___ Materials provided ___

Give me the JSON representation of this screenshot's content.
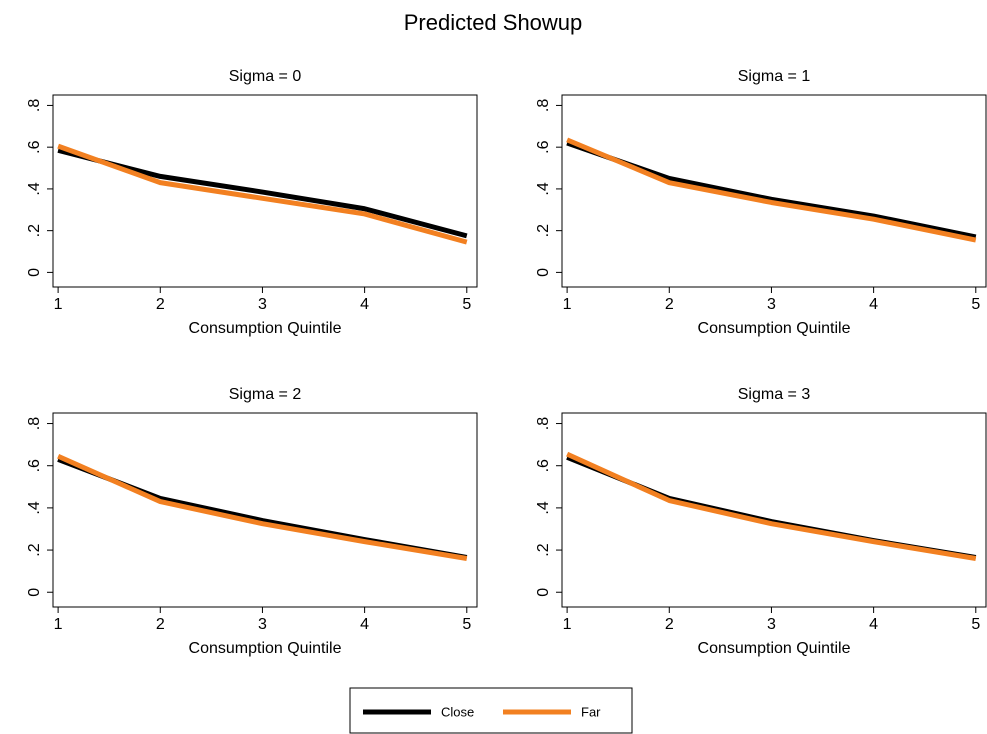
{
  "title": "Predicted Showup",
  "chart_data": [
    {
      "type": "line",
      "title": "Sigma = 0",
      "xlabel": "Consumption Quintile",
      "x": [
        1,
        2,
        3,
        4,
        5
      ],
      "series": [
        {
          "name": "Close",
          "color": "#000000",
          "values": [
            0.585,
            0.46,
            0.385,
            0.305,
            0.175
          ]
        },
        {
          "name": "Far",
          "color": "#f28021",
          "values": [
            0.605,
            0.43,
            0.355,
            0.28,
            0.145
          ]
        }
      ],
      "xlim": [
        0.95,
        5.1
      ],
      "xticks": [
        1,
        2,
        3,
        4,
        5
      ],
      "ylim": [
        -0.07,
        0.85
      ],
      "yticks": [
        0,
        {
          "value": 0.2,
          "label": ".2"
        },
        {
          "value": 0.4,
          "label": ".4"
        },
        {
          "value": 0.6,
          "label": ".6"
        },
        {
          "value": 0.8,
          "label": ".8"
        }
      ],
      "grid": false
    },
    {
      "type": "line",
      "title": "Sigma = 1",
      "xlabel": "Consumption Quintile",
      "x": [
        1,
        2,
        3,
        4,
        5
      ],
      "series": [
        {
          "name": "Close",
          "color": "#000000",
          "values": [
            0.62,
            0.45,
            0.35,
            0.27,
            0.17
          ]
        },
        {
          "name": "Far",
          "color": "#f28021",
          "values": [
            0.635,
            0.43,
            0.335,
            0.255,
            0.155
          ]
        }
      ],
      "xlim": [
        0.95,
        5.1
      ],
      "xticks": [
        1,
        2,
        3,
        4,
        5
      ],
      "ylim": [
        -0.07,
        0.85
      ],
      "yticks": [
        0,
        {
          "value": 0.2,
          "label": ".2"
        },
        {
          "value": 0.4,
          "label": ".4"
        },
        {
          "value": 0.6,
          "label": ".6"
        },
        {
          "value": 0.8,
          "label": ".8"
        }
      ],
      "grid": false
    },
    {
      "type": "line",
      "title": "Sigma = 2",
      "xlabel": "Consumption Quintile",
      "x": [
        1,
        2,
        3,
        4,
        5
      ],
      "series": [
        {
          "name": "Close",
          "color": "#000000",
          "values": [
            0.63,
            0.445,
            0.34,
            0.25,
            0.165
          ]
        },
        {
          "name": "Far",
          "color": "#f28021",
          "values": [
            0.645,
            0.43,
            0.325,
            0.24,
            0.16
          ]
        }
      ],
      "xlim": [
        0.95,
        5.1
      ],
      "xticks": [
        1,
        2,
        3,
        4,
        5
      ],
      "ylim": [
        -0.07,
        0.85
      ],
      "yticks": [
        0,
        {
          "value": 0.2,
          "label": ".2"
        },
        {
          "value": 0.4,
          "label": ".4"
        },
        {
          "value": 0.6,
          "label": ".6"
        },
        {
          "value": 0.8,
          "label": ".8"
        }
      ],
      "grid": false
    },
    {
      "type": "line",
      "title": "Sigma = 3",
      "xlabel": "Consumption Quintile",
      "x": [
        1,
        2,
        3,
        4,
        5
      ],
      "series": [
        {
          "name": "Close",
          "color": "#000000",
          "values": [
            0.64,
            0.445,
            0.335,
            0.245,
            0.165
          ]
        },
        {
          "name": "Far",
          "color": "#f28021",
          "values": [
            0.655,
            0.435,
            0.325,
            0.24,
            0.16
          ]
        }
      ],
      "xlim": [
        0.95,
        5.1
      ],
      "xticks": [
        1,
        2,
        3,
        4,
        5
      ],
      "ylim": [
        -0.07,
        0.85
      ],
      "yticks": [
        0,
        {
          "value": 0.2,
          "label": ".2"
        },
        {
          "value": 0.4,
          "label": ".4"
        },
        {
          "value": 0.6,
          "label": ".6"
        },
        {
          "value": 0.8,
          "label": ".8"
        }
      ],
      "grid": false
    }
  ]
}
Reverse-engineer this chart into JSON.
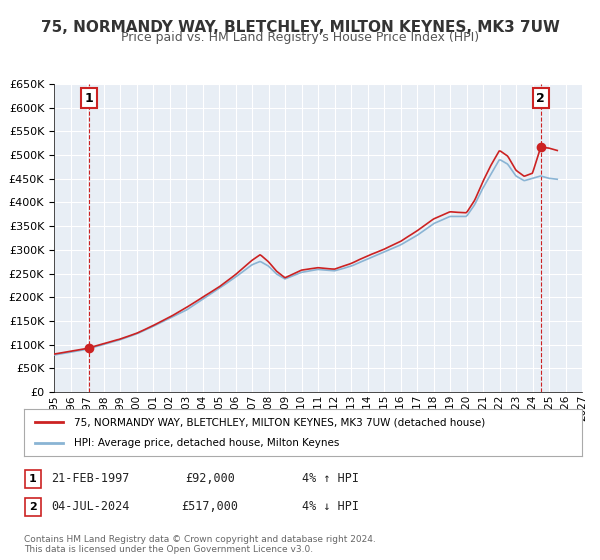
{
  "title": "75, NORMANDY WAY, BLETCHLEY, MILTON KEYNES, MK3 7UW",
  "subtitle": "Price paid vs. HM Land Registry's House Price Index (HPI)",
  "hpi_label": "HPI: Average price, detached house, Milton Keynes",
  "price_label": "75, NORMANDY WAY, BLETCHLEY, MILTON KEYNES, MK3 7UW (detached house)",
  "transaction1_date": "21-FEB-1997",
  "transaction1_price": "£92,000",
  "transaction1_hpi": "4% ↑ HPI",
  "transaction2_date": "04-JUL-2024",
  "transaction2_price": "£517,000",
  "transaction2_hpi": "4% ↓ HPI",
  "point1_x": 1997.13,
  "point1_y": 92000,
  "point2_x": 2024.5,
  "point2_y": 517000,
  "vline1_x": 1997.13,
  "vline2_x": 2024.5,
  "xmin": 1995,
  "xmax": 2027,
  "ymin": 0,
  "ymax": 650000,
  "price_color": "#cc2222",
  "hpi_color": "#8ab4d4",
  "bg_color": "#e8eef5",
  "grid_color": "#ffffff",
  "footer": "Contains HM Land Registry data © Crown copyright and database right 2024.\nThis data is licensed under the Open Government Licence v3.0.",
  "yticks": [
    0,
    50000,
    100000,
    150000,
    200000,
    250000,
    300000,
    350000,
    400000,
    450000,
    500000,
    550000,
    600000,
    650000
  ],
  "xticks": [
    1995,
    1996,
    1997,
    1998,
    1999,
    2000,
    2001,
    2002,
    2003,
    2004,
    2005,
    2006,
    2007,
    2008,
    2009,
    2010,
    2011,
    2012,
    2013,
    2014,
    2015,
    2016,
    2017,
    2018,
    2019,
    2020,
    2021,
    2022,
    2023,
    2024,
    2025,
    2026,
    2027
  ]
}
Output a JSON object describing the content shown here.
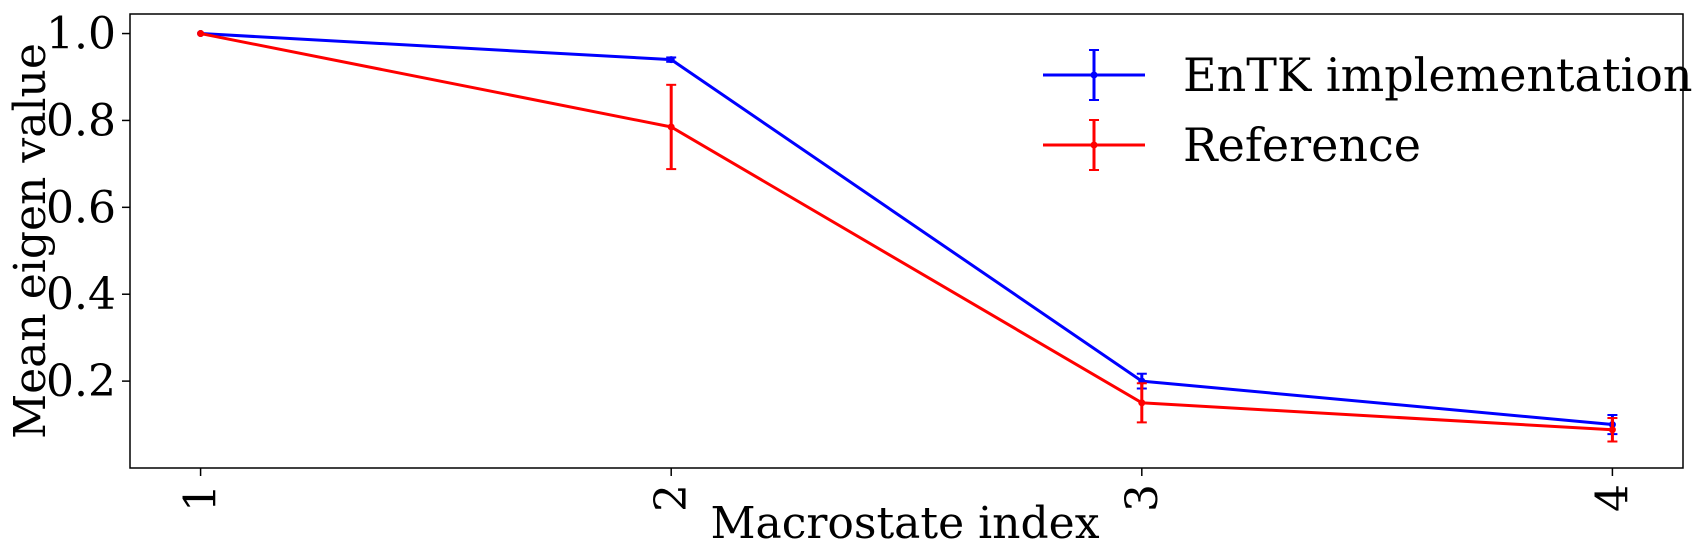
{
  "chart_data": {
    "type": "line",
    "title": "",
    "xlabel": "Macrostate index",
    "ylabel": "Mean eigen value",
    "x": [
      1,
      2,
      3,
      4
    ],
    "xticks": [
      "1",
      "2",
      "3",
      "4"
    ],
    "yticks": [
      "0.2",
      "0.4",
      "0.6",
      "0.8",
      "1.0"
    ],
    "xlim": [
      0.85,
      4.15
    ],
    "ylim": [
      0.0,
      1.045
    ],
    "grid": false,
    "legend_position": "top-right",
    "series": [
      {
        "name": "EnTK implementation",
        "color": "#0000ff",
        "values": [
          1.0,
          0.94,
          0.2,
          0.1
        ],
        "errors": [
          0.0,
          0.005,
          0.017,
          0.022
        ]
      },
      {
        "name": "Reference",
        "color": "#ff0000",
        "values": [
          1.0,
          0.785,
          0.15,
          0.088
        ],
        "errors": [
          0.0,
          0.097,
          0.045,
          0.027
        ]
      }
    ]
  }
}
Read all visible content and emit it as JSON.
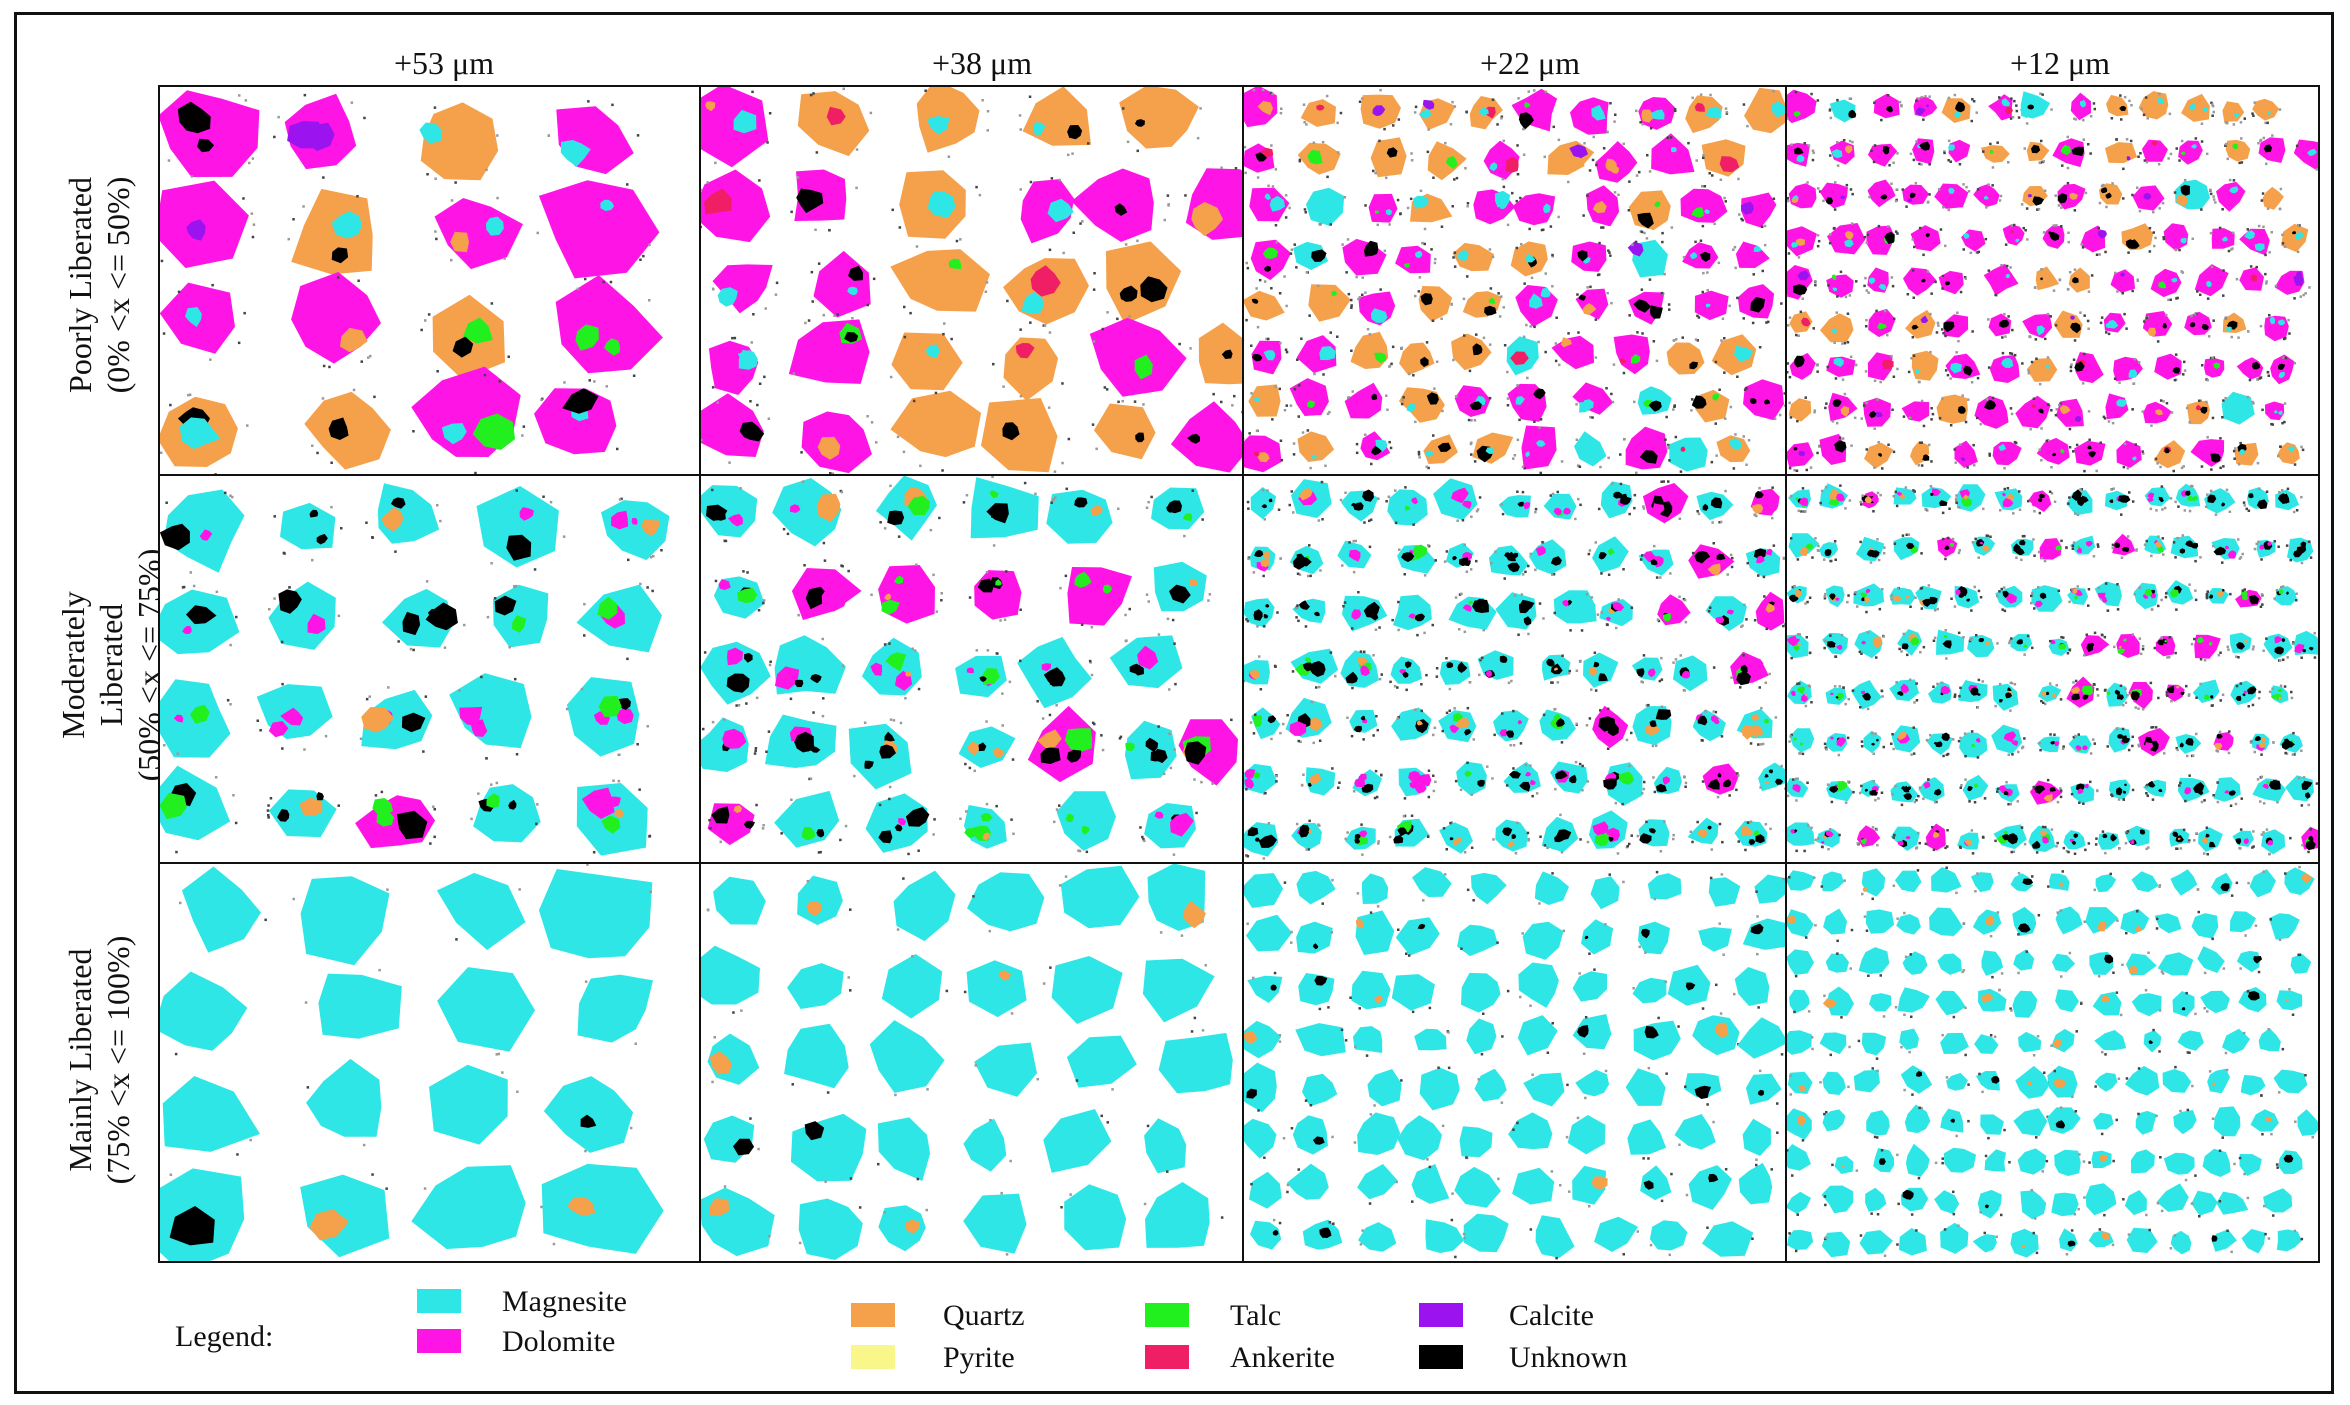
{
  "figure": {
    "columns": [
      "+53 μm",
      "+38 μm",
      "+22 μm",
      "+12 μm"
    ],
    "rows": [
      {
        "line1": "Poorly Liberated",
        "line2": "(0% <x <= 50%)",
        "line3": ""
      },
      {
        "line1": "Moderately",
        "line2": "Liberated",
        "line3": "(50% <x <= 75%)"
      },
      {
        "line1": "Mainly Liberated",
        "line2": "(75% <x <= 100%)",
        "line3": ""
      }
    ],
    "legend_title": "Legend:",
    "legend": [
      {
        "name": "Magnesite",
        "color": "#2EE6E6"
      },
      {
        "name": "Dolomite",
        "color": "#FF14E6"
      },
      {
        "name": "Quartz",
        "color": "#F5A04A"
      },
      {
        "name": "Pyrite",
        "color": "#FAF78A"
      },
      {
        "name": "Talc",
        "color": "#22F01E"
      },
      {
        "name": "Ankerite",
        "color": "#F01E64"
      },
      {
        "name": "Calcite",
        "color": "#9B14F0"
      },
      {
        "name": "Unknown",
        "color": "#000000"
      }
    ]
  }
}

___

Copy all lines of the material above where the string "content" occurs.

Give me the JSON representation of this screenshot's content.
Output a JSON object describing the content shown here.
Read all visible content and emit it as JSON.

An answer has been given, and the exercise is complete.